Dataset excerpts
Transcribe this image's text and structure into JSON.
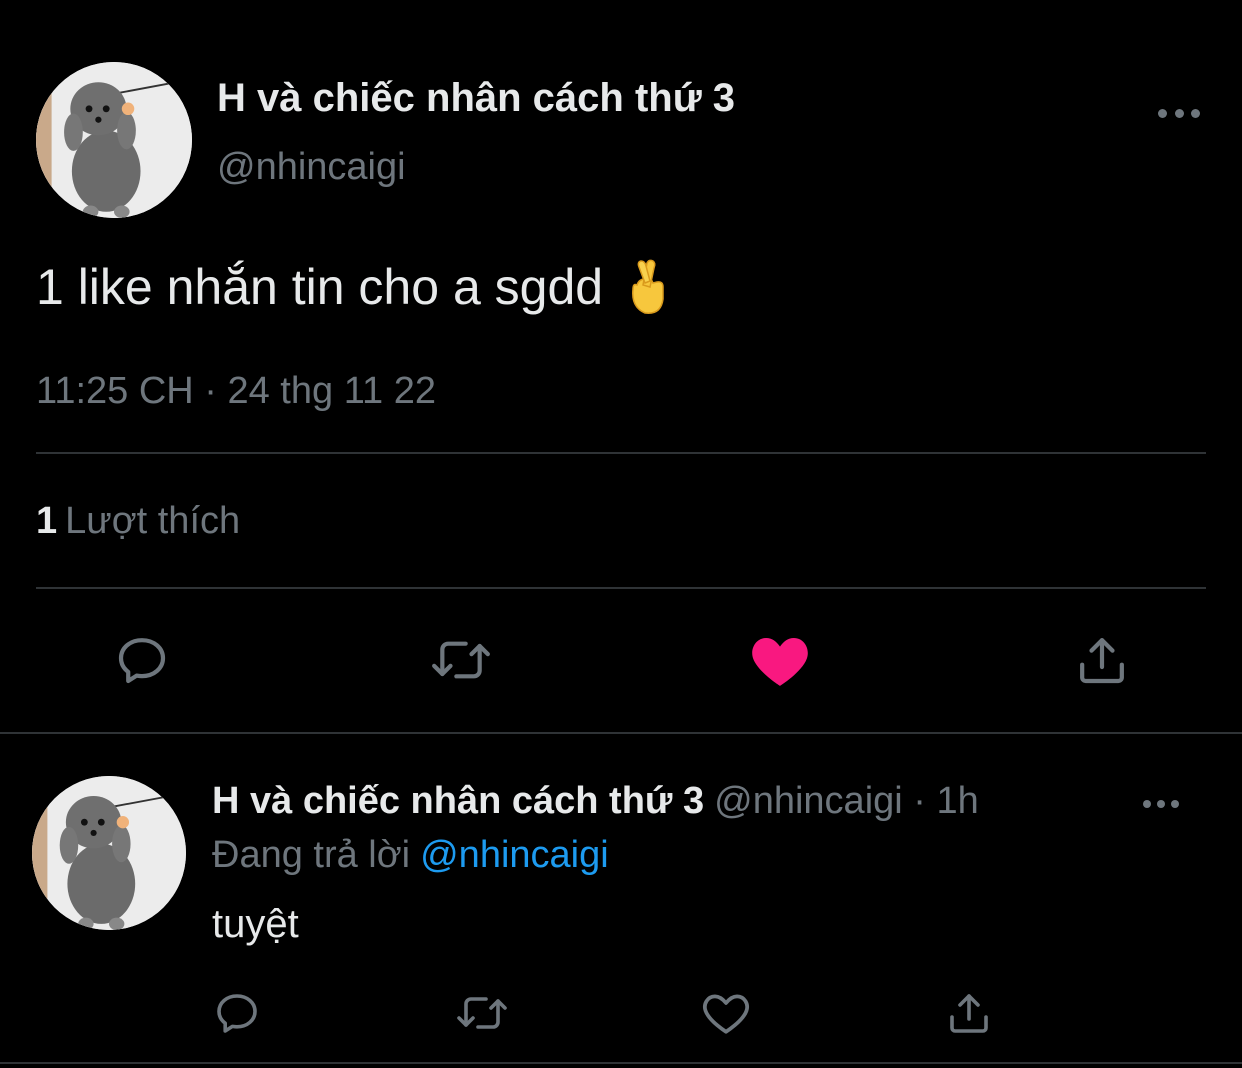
{
  "tweet": {
    "author_name": "H và chiếc nhân cách thứ 3",
    "author_handle": "@nhincaigi",
    "text": "1 like nhắn tin cho a sgdd",
    "emoji": "crossed-fingers-emoji",
    "timestamp": "11:25 CH · 24 thg 11 22",
    "likes_count": "1",
    "likes_label": "Lượt thích",
    "liked": true,
    "actions": [
      "reply-icon",
      "retweet-icon",
      "heart-icon",
      "share-icon"
    ],
    "like_color": "#f91880"
  },
  "reply": {
    "author_name": "H và chiếc nhân cách thứ 3",
    "meta": "@nhincaigi · 1h",
    "replying_label": "Đang trả lời",
    "replying_to": "@nhincaigi",
    "text": "tuyệt",
    "liked": false,
    "actions": [
      "reply-icon",
      "retweet-icon",
      "heart-icon",
      "share-icon"
    ]
  },
  "theme": {
    "background": "#000000",
    "text_primary": "#e7e9ea",
    "text_secondary": "#6e767d",
    "link": "#1d9bf0",
    "divider": "#2f3336"
  }
}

## Work to do
All preceding records should be duplicated verbatim, images excepted.

## Answer
Transcribe this image's text and structure into JSON.
{
  "tweet": {
    "author_name": "H và chiếc nhân cách thứ 3",
    "author_handle": "@nhincaigi",
    "text": "1 like nhắn tin cho a sgdd",
    "emoji": "crossed-fingers-emoji",
    "timestamp": "11:25 CH · 24 thg 11 22",
    "likes_count": "1",
    "likes_label": "Lượt thích",
    "liked": true,
    "actions": [
      "reply-icon",
      "retweet-icon",
      "heart-icon",
      "share-icon"
    ],
    "like_color": "#f91880"
  },
  "reply": {
    "author_name": "H và chiếc nhân cách thứ 3",
    "meta": "@nhincaigi · 1h",
    "replying_label": "Đang trả lời",
    "replying_to": "@nhincaigi",
    "text": "tuyệt",
    "liked": false,
    "actions": [
      "reply-icon",
      "retweet-icon",
      "heart-icon",
      "share-icon"
    ]
  },
  "theme": {
    "background": "#000000",
    "text_primary": "#e7e9ea",
    "text_secondary": "#6e767d",
    "link": "#1d9bf0",
    "divider": "#2f3336"
  }
}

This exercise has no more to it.